SET EXERCISE: Write out all the material exactly. Leave nothing out.
======== RECORDS FOR PROCESSING
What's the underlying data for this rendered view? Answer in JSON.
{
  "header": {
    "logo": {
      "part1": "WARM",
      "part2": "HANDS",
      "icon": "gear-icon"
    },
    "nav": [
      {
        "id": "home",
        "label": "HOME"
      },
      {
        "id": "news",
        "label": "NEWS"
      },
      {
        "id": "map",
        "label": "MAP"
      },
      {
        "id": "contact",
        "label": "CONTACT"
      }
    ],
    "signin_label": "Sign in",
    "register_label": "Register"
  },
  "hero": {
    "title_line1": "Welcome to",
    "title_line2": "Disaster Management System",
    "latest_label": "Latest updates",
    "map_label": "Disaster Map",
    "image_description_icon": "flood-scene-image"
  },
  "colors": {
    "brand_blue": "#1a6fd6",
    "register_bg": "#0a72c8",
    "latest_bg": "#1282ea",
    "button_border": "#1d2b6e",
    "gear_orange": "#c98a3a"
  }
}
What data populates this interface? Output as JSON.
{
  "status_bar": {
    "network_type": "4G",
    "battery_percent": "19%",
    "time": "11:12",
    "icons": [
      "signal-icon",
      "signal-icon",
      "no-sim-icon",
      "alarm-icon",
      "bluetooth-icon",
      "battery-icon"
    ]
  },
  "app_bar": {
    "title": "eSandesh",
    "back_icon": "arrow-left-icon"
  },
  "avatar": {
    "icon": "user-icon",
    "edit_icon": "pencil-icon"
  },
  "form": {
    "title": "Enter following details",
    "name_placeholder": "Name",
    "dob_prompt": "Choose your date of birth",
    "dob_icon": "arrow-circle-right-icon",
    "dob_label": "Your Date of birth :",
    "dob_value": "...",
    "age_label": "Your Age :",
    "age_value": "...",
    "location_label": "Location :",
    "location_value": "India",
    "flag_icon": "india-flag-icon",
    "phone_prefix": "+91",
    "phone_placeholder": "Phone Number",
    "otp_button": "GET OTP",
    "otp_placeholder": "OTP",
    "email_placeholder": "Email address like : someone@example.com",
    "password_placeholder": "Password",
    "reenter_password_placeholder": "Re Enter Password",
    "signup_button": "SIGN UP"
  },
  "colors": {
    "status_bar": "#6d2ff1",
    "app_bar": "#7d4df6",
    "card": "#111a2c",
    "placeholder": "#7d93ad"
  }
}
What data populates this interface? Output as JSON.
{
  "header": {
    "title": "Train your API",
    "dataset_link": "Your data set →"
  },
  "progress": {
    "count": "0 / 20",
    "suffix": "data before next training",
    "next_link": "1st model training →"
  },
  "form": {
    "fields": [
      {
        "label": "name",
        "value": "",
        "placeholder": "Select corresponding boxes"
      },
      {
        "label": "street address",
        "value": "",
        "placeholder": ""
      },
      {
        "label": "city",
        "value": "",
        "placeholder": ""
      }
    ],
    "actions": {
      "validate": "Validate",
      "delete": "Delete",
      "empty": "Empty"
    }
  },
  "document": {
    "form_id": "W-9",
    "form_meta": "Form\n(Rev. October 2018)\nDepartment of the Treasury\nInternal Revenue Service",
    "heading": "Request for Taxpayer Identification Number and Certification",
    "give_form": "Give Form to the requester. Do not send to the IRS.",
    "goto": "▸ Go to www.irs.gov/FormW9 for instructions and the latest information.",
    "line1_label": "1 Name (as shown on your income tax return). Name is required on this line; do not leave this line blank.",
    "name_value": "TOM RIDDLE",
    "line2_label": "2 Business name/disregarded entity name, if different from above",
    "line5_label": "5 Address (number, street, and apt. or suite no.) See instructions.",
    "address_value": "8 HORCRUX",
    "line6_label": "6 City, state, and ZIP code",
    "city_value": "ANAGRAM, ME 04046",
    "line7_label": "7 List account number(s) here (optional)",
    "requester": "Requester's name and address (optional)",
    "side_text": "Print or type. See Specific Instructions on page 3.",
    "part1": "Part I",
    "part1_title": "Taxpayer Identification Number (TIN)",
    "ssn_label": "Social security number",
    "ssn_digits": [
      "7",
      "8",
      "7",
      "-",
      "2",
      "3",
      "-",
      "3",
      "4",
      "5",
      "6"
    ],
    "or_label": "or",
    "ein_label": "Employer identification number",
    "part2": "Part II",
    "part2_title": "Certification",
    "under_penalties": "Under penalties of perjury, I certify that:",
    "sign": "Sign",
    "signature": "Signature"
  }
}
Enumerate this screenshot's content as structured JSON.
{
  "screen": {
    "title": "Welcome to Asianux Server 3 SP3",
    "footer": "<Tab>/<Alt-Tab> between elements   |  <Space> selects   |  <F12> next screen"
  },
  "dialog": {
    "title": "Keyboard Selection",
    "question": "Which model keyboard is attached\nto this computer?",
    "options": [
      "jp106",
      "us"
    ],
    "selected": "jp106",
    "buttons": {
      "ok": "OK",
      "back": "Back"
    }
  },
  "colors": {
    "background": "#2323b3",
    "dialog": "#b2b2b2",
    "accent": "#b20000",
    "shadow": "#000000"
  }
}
================
OUTPUT BELOW:
What's the underlying data for this rendered view? Answer in JSON.
{
  "header": {
    "logo": {
      "part1": "WARM",
      "part2": "HANDS",
      "icon": "gear-icon"
    },
    "nav": [
      {
        "id": "home",
        "label": "HOME"
      },
      {
        "id": "news",
        "label": "NEWS"
      },
      {
        "id": "map",
        "label": "MAP"
      },
      {
        "id": "contact",
        "label": "CONTACT"
      }
    ],
    "signin_label": "Sign in",
    "register_label": "Register"
  },
  "hero": {
    "title_line1": "Welcome to",
    "title_line2": "Disaster Management System",
    "latest_label": "Latest updates",
    "map_label": "Disaster Map",
    "image_description_icon": "flood-scene-image"
  },
  "colors": {
    "brand_blue": "#1a6fd6",
    "register_bg": "#0a72c8",
    "latest_bg": "#1282ea",
    "button_border": "#1d2b6e",
    "gear_orange": "#c98a3a"
  }
}
What data populates this interface? Output as JSON.
{
  "status_bar": {
    "network_type": "4G",
    "battery_percent": "19%",
    "time": "11:12",
    "icons": [
      "signal-icon",
      "signal-icon",
      "no-sim-icon",
      "alarm-icon",
      "bluetooth-icon",
      "battery-icon"
    ]
  },
  "app_bar": {
    "title": "eSandesh",
    "back_icon": "arrow-left-icon"
  },
  "avatar": {
    "icon": "user-icon",
    "edit_icon": "pencil-icon"
  },
  "form": {
    "title": "Enter following details",
    "name_placeholder": "Name",
    "dob_prompt": "Choose your date of birth",
    "dob_icon": "arrow-circle-right-icon",
    "dob_label": "Your Date of birth :",
    "dob_value": "...",
    "age_label": "Your Age :",
    "age_value": "...",
    "location_label": "Location :",
    "location_value": "India",
    "flag_icon": "india-flag-icon",
    "phone_prefix": "+91",
    "phone_placeholder": "Phone Number",
    "otp_button": "GET OTP",
    "otp_placeholder": "OTP",
    "email_placeholder": "Email address like : someone@example.com",
    "password_placeholder": "Password",
    "reenter_password_placeholder": "Re Enter Password",
    "signup_button": "SIGN UP"
  },
  "colors": {
    "status_bar": "#6d2ff1",
    "app_bar": "#7d4df6",
    "card": "#111a2c",
    "placeholder": "#7d93ad"
  }
}
What data populates this interface? Output as JSON.
{
  "header": {
    "title": "Train your API",
    "dataset_link": "Your data set →"
  },
  "progress": {
    "count": "0 / 20",
    "suffix": "data before next training",
    "next_link": "1st model training →"
  },
  "form": {
    "fields": [
      {
        "label": "name",
        "value": "",
        "placeholder": "Select corresponding boxes"
      },
      {
        "label": "street address",
        "value": "",
        "placeholder": ""
      },
      {
        "label": "city",
        "value": "",
        "placeholder": ""
      }
    ],
    "actions": {
      "validate": "Validate",
      "delete": "Delete",
      "empty": "Empty"
    }
  },
  "document": {
    "form_id": "W-9",
    "form_meta": "Form\n(Rev. October 2018)\nDepartment of the Treasury\nInternal Revenue Service",
    "heading": "Request for Taxpayer Identification Number and Certification",
    "give_form": "Give Form to the requester. Do not send to the IRS.",
    "goto": "▸ Go to www.irs.gov/FormW9 for instructions and the latest information.",
    "line1_label": "1 Name (as shown on your income tax return). Name is required on this line; do not leave this line blank.",
    "name_value": "TOM RIDDLE",
    "line2_label": "2 Business name/disregarded entity name, if different from above",
    "line5_label": "5 Address (number, street, and apt. or suite no.) See instructions.",
    "address_value": "8 HORCRUX",
    "line6_label": "6 City, state, and ZIP code",
    "city_value": "ANAGRAM, ME 04046",
    "line7_label": "7 List account number(s) here (optional)",
    "requester": "Requester's name and address (optional)",
    "side_text": "Print or type. See Specific Instructions on page 3.",
    "part1": "Part I",
    "part1_title": "Taxpayer Identification Number (TIN)",
    "ssn_label": "Social security number",
    "ssn_digits": [
      "7",
      "8",
      "7",
      "-",
      "2",
      "3",
      "-",
      "3",
      "4",
      "5",
      "6"
    ],
    "or_label": "or",
    "ein_label": "Employer identification number",
    "part2": "Part II",
    "part2_title": "Certification",
    "under_penalties": "Under penalties of perjury, I certify that:",
    "sign": "Sign",
    "signature": "Signature"
  }
}
Enumerate this screenshot's content as structured JSON.
{
  "screen": {
    "title": "Welcome to Asianux Server 3 SP3",
    "footer": "<Tab>/<Alt-Tab> between elements   |  <Space> selects   |  <F12> next screen"
  },
  "dialog": {
    "title": "Keyboard Selection",
    "question": "Which model keyboard is attached\nto this computer?",
    "options": [
      "jp106",
      "us"
    ],
    "selected": "jp106",
    "buttons": {
      "ok": "OK",
      "back": "Back"
    }
  },
  "colors": {
    "background": "#2323b3",
    "dialog": "#b2b2b2",
    "accent": "#b20000",
    "shadow": "#000000"
  }
}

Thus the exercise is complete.